━━ EXCERPTED DATA ━━

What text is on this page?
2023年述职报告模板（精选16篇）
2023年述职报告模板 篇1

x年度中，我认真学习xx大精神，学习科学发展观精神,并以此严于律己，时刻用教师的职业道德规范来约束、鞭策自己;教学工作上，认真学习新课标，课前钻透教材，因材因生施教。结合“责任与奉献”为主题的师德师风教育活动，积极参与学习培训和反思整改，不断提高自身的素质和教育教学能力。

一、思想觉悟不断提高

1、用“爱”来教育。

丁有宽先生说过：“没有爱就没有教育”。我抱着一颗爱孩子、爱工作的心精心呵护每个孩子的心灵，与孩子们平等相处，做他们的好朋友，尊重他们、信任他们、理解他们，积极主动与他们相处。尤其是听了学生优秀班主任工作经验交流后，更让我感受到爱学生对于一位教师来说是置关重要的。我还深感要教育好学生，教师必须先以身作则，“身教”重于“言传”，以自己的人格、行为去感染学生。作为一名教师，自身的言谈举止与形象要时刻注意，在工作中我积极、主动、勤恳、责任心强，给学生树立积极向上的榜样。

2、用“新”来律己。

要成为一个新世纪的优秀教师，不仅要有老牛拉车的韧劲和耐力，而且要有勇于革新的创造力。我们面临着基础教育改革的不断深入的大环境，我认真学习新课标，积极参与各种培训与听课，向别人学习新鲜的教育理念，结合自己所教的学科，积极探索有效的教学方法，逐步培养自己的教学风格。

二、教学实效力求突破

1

━━━

The whole listing above needs to be written out again exactly.

• _TASK ANSWER_:
What text is on this page?
2023年述职报告模板（精选16篇）
2023年述职报告模板 篇1

x年度中，我认真学习xx大精神，学习科学发展观精神,并以此严于律己，时刻用教师的职业道德规范来约束、鞭策自己;教学工作上，认真学习新课标，课前钻透教材，因材因生施教。结合“责任与奉献”为主题的师德师风教育活动，积极参与学习培训和反思整改，不断提高自身的素质和教育教学能力。

一、思想觉悟不断提高

1、用“爱”来教育。

丁有宽先生说过：“没有爱就没有教育”。我抱着一颗爱孩子、爱工作的心精心呵护每个孩子的心灵，与孩子们平等相处，做他们的好朋友，尊重他们、信任他们、理解他们，积极主动与他们相处。尤其是听了学生优秀班主任工作经验交流后，更让我感受到爱学生对于一位教师来说是置关重要的。我还深感要教育好学生，教师必须先以身作则，“身教”重于“言传”，以自己的人格、行为去感染学生。作为一名教师，自身的言谈举止与形象要时刻注意，在工作中我积极、主动、勤恳、责任心强，给学生树立积极向上的榜样。

2、用“新”来律己。

要成为一个新世纪的优秀教师，不仅要有老牛拉车的韧劲和耐力，而且要有勇于革新的创造力。我们面临着基础教育改革的不断深入的大环境，我认真学习新课标，积极参与各种培训与听课，向别人学习新鲜的教育理念，结合自己所教的学科，积极探索有效的教学方法，逐步培养自己的教学风格。

二、教学实效力求突破

1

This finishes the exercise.